BEGIN INPUT FOR THIS TASK

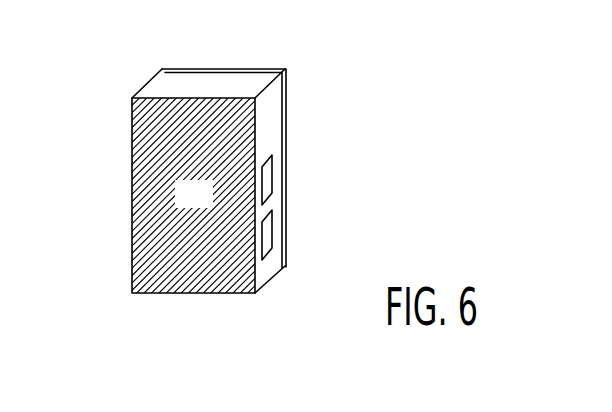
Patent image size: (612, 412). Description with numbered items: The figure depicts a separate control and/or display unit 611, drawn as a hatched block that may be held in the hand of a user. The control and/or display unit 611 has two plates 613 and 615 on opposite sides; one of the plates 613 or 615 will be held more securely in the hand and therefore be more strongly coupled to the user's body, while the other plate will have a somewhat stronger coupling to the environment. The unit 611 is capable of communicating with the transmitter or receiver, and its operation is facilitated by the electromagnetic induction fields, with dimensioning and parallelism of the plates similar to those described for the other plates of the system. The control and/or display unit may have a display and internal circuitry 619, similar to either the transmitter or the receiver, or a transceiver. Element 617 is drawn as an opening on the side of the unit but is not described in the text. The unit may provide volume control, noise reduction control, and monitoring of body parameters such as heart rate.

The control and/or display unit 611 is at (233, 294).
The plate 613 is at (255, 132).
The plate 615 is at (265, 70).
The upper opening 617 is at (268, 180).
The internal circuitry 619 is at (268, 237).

END INPUT FOR THIS TASK
BEGIN INPUT FOR THIS TASK

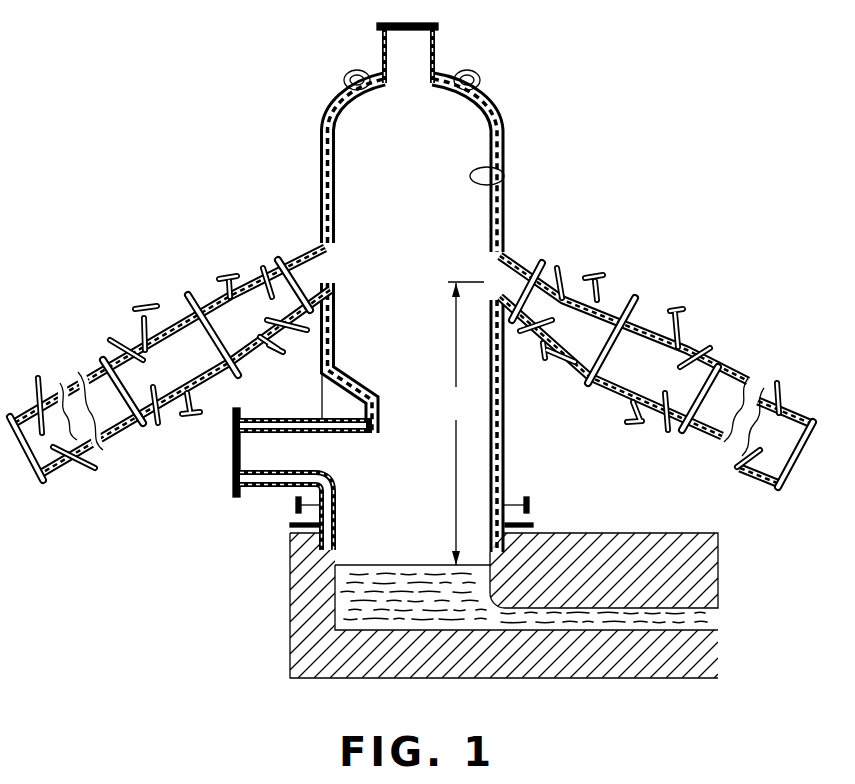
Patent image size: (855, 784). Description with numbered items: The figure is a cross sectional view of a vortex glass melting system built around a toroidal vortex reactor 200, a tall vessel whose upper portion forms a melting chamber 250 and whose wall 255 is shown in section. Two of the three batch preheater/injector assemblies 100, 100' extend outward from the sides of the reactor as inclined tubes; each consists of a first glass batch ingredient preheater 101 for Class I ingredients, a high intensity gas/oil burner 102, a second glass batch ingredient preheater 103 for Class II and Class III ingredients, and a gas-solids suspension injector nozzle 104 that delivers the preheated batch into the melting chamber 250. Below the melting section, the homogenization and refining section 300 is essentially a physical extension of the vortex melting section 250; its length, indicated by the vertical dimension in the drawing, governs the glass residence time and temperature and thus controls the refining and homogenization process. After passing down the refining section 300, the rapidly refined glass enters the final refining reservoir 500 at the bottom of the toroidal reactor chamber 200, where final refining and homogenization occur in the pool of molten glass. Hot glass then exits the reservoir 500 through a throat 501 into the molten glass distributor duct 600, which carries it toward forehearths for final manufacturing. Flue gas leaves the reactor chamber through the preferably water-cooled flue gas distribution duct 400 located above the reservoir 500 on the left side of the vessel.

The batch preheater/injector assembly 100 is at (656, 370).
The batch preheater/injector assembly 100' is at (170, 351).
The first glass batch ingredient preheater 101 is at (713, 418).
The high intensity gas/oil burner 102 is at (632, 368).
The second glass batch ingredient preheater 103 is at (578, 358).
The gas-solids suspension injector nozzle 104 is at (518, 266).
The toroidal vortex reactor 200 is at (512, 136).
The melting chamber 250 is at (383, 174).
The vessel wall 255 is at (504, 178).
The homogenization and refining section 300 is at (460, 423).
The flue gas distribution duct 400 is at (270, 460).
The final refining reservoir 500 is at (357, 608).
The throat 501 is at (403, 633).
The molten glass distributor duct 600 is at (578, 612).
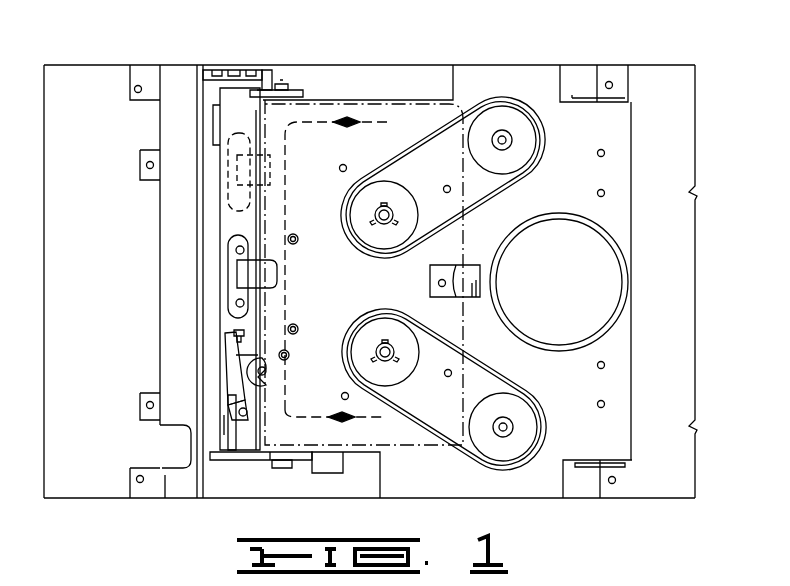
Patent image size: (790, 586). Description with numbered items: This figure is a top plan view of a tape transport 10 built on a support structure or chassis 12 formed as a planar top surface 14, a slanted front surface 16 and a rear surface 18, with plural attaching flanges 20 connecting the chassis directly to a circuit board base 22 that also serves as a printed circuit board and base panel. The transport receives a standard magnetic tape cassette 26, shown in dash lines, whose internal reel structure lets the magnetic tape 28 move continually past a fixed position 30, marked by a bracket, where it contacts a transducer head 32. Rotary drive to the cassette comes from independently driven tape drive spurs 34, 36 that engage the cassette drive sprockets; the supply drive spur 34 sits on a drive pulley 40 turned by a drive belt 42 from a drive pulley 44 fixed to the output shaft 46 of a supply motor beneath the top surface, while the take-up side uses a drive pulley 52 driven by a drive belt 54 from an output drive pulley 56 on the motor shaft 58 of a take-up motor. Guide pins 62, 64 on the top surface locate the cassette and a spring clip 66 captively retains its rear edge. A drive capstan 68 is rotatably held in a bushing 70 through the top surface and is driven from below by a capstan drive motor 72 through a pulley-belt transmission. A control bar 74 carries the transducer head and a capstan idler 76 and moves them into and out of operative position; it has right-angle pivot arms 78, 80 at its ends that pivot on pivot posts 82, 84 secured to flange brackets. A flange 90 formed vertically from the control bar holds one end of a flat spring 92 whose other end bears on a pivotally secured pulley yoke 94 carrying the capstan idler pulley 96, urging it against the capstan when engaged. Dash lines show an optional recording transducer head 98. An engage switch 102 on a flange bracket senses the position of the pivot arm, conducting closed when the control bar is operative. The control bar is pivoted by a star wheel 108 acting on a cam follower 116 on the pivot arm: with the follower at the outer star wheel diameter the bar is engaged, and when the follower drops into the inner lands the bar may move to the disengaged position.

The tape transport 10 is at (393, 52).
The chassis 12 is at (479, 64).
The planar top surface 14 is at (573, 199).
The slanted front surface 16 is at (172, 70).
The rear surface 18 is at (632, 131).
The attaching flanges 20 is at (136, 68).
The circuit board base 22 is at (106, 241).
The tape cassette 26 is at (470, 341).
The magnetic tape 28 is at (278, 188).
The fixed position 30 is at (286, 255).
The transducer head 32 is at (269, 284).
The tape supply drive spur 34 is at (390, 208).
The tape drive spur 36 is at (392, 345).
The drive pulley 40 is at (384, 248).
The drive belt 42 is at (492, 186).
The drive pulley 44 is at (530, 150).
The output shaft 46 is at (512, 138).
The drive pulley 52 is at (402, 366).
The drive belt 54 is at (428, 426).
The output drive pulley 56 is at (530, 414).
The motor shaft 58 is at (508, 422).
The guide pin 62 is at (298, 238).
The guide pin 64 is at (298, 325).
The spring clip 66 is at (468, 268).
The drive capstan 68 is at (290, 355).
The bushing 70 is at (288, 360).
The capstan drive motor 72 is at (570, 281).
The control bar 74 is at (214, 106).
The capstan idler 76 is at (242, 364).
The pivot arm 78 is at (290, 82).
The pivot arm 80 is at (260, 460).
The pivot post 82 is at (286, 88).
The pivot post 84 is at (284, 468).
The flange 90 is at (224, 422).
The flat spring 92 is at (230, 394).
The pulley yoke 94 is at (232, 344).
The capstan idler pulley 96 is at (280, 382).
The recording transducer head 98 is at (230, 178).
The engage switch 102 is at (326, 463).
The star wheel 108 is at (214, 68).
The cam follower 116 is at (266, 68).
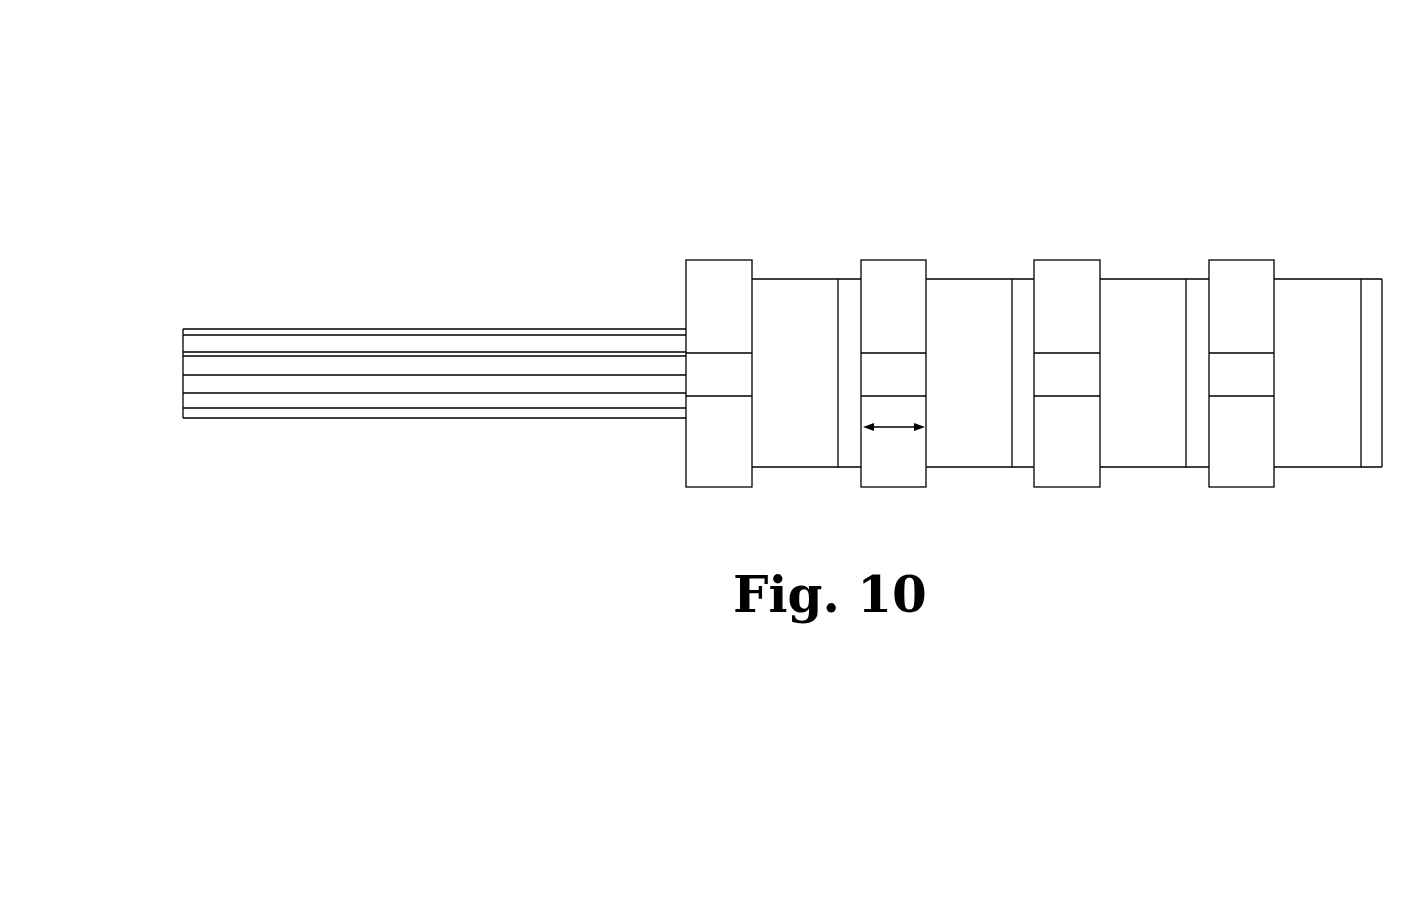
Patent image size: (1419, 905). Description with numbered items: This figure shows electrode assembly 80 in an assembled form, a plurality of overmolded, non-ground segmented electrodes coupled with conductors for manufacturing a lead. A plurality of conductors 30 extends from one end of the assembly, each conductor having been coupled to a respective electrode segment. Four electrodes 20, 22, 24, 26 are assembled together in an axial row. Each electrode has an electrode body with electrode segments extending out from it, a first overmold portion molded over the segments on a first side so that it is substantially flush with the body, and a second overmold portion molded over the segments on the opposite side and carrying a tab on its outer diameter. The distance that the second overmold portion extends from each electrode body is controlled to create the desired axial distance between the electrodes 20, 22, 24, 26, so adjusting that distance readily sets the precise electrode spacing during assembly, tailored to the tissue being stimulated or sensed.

END INPUT FOR THIS TASK

WHAT THIS TASK INVOLVES:
Reproduce, without any change, the part of the records that opens with the line containing "Patent image size: (612, 412)." and closes with the line containing "The plate 615 is at (265, 70).".

PROBLEM SOLUTION:
Patent image size: (612, 412). Description with numbered items: The figure depicts a separate control and/or display unit 611, drawn as a hatched block that may be held in the hand of a user. The control and/or display unit 611 has two plates 613 and 615 on opposite sides; one of the plates 613 or 615 will be held more securely in the hand and therefore be more strongly coupled to the user's body, while the other plate will have a somewhat stronger coupling to the environment. The unit 611 is capable of communicating with the transmitter or receiver, and its operation is facilitated by the electromagnetic induction fields, with dimensioning and parallelism of the plates similar to those described for the other plates of the system. The control and/or display unit may have a display and internal circuitry 619, similar to either the transmitter or the receiver, or a transceiver. Element 617 is drawn as an opening on the side of the unit but is not described in the text. The unit may provide volume control, noise reduction control, and monitoring of body parameters such as heart rate.

The control and/or display unit 611 is at (233, 294).
The plate 613 is at (255, 132).
The plate 615 is at (265, 70).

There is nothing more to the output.